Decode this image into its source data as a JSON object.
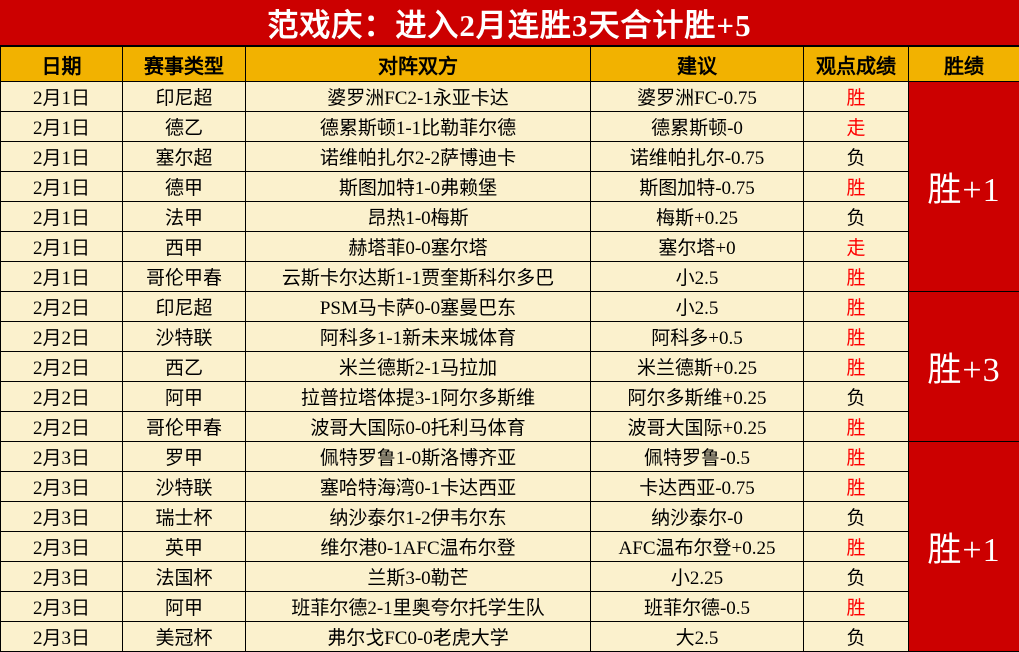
{
  "banner": {
    "title": "范戏庆：进入2月连胜3天合计胜+5"
  },
  "colors": {
    "banner_bg": "#cc0000",
    "header_bg": "#f2b200",
    "cell_bg": "#fbf1cd",
    "group_bg": "#cc0000",
    "win_text": "#fe0000",
    "loss_text": "#000000",
    "banner_text": "#ffffff",
    "group_text": "#ffffff",
    "border": "#000000"
  },
  "table": {
    "headers": [
      "日期",
      "赛事类型",
      "对阵双方",
      "建议",
      "观点成绩",
      "胜绩"
    ],
    "rows": [
      {
        "date": "2月1日",
        "league": "印尼超",
        "match": "婆罗洲FC2-1永亚卡达",
        "advice": "婆罗洲FC-0.75",
        "result": "胜",
        "result_color": "red"
      },
      {
        "date": "2月1日",
        "league": "德乙",
        "match": "德累斯顿1-1比勒菲尔德",
        "advice": "德累斯顿-0",
        "result": "走",
        "result_color": "red"
      },
      {
        "date": "2月1日",
        "league": "塞尔超",
        "match": "诺维帕扎尔2-2萨博迪卡",
        "advice": "诺维帕扎尔-0.75",
        "result": "负",
        "result_color": "black"
      },
      {
        "date": "2月1日",
        "league": "德甲",
        "match": "斯图加特1-0弗赖堡",
        "advice": "斯图加特-0.75",
        "result": "胜",
        "result_color": "red"
      },
      {
        "date": "2月1日",
        "league": "法甲",
        "match": "昂热1-0梅斯",
        "advice": "梅斯+0.25",
        "result": "负",
        "result_color": "black"
      },
      {
        "date": "2月1日",
        "league": "西甲",
        "match": "赫塔菲0-0塞尔塔",
        "advice": "塞尔塔+0",
        "result": "走",
        "result_color": "red"
      },
      {
        "date": "2月1日",
        "league": "哥伦甲春",
        "match": "云斯卡尔达斯1-1贾奎斯科尔多巴",
        "advice": "小2.5",
        "result": "胜",
        "result_color": "red"
      },
      {
        "date": "2月2日",
        "league": "印尼超",
        "match": "PSM马卡萨0-0塞曼巴东",
        "advice": "小2.5",
        "result": "胜",
        "result_color": "red"
      },
      {
        "date": "2月2日",
        "league": "沙特联",
        "match": "阿科多1-1新未来城体育",
        "advice": "阿科多+0.5",
        "result": "胜",
        "result_color": "red"
      },
      {
        "date": "2月2日",
        "league": "西乙",
        "match": "米兰德斯2-1马拉加",
        "advice": "米兰德斯+0.25",
        "result": "胜",
        "result_color": "red"
      },
      {
        "date": "2月2日",
        "league": "阿甲",
        "match": "拉普拉塔体提3-1阿尔多斯维",
        "advice": "阿尔多斯维+0.25",
        "result": "负",
        "result_color": "black"
      },
      {
        "date": "2月2日",
        "league": "哥伦甲春",
        "match": "波哥大国际0-0托利马体育",
        "advice": "波哥大国际+0.25",
        "result": "胜",
        "result_color": "red"
      },
      {
        "date": "2月3日",
        "league": "罗甲",
        "match": "佩特罗鲁1-0斯洛博齐亚",
        "advice": "佩特罗鲁-0.5",
        "result": "胜",
        "result_color": "red"
      },
      {
        "date": "2月3日",
        "league": "沙特联",
        "match": "塞哈特海湾0-1卡达西亚",
        "advice": "卡达西亚-0.75",
        "result": "胜",
        "result_color": "red"
      },
      {
        "date": "2月3日",
        "league": "瑞士杯",
        "match": "纳沙泰尔1-2伊韦尔东",
        "advice": "纳沙泰尔-0",
        "result": "负",
        "result_color": "black"
      },
      {
        "date": "2月3日",
        "league": "英甲",
        "match": "维尔港0-1AFC温布尔登",
        "advice": "AFC温布尔登+0.25",
        "result": "胜",
        "result_color": "red"
      },
      {
        "date": "2月3日",
        "league": "法国杯",
        "match": "兰斯3-0勒芒",
        "advice": "小2.25",
        "result": "负",
        "result_color": "black"
      },
      {
        "date": "2月3日",
        "league": "阿甲",
        "match": "班菲尔德2-1里奥夸尔托学生队",
        "advice": "班菲尔德-0.5",
        "result": "胜",
        "result_color": "red"
      },
      {
        "date": "2月3日",
        "league": "美冠杯",
        "match": "弗尔戈FC0-0老虎大学",
        "advice": "大2.5",
        "result": "负",
        "result_color": "black"
      }
    ],
    "groups": [
      {
        "start": 0,
        "span": 7,
        "label": "胜+1"
      },
      {
        "start": 7,
        "span": 5,
        "label": "胜+3"
      },
      {
        "start": 12,
        "span": 7,
        "label": "胜+1"
      }
    ]
  }
}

** GIVEN REQUEST **
Images in the data above are to be skipped. Retype all other material exactly.

** COMPLETED EXERCISE **
Decode this image into its source data as a JSON object.
{
  "banner": {
    "title": "范戏庆：进入2月连胜3天合计胜+5"
  },
  "colors": {
    "banner_bg": "#cc0000",
    "header_bg": "#f2b200",
    "cell_bg": "#fbf1cd",
    "group_bg": "#cc0000",
    "win_text": "#fe0000",
    "loss_text": "#000000",
    "banner_text": "#ffffff",
    "group_text": "#ffffff",
    "border": "#000000"
  },
  "table": {
    "headers": [
      "日期",
      "赛事类型",
      "对阵双方",
      "建议",
      "观点成绩",
      "胜绩"
    ],
    "rows": [
      {
        "date": "2月1日",
        "league": "印尼超",
        "match": "婆罗洲FC2-1永亚卡达",
        "advice": "婆罗洲FC-0.75",
        "result": "胜",
        "result_color": "red"
      },
      {
        "date": "2月1日",
        "league": "德乙",
        "match": "德累斯顿1-1比勒菲尔德",
        "advice": "德累斯顿-0",
        "result": "走",
        "result_color": "red"
      },
      {
        "date": "2月1日",
        "league": "塞尔超",
        "match": "诺维帕扎尔2-2萨博迪卡",
        "advice": "诺维帕扎尔-0.75",
        "result": "负",
        "result_color": "black"
      },
      {
        "date": "2月1日",
        "league": "德甲",
        "match": "斯图加特1-0弗赖堡",
        "advice": "斯图加特-0.75",
        "result": "胜",
        "result_color": "red"
      },
      {
        "date": "2月1日",
        "league": "法甲",
        "match": "昂热1-0梅斯",
        "advice": "梅斯+0.25",
        "result": "负",
        "result_color": "black"
      },
      {
        "date": "2月1日",
        "league": "西甲",
        "match": "赫塔菲0-0塞尔塔",
        "advice": "塞尔塔+0",
        "result": "走",
        "result_color": "red"
      },
      {
        "date": "2月1日",
        "league": "哥伦甲春",
        "match": "云斯卡尔达斯1-1贾奎斯科尔多巴",
        "advice": "小2.5",
        "result": "胜",
        "result_color": "red"
      },
      {
        "date": "2月2日",
        "league": "印尼超",
        "match": "PSM马卡萨0-0塞曼巴东",
        "advice": "小2.5",
        "result": "胜",
        "result_color": "red"
      },
      {
        "date": "2月2日",
        "league": "沙特联",
        "match": "阿科多1-1新未来城体育",
        "advice": "阿科多+0.5",
        "result": "胜",
        "result_color": "red"
      },
      {
        "date": "2月2日",
        "league": "西乙",
        "match": "米兰德斯2-1马拉加",
        "advice": "米兰德斯+0.25",
        "result": "胜",
        "result_color": "red"
      },
      {
        "date": "2月2日",
        "league": "阿甲",
        "match": "拉普拉塔体提3-1阿尔多斯维",
        "advice": "阿尔多斯维+0.25",
        "result": "负",
        "result_color": "black"
      },
      {
        "date": "2月2日",
        "league": "哥伦甲春",
        "match": "波哥大国际0-0托利马体育",
        "advice": "波哥大国际+0.25",
        "result": "胜",
        "result_color": "red"
      },
      {
        "date": "2月3日",
        "league": "罗甲",
        "match": "佩特罗鲁1-0斯洛博齐亚",
        "advice": "佩特罗鲁-0.5",
        "result": "胜",
        "result_color": "red"
      },
      {
        "date": "2月3日",
        "league": "沙特联",
        "match": "塞哈特海湾0-1卡达西亚",
        "advice": "卡达西亚-0.75",
        "result": "胜",
        "result_color": "red"
      },
      {
        "date": "2月3日",
        "league": "瑞士杯",
        "match": "纳沙泰尔1-2伊韦尔东",
        "advice": "纳沙泰尔-0",
        "result": "负",
        "result_color": "black"
      },
      {
        "date": "2月3日",
        "league": "英甲",
        "match": "维尔港0-1AFC温布尔登",
        "advice": "AFC温布尔登+0.25",
        "result": "胜",
        "result_color": "red"
      },
      {
        "date": "2月3日",
        "league": "法国杯",
        "match": "兰斯3-0勒芒",
        "advice": "小2.25",
        "result": "负",
        "result_color": "black"
      },
      {
        "date": "2月3日",
        "league": "阿甲",
        "match": "班菲尔德2-1里奥夸尔托学生队",
        "advice": "班菲尔德-0.5",
        "result": "胜",
        "result_color": "red"
      },
      {
        "date": "2月3日",
        "league": "美冠杯",
        "match": "弗尔戈FC0-0老虎大学",
        "advice": "大2.5",
        "result": "负",
        "result_color": "black"
      }
    ],
    "groups": [
      {
        "start": 0,
        "span": 7,
        "label": "胜+1"
      },
      {
        "start": 7,
        "span": 5,
        "label": "胜+3"
      },
      {
        "start": 12,
        "span": 7,
        "label": "胜+1"
      }
    ]
  }
}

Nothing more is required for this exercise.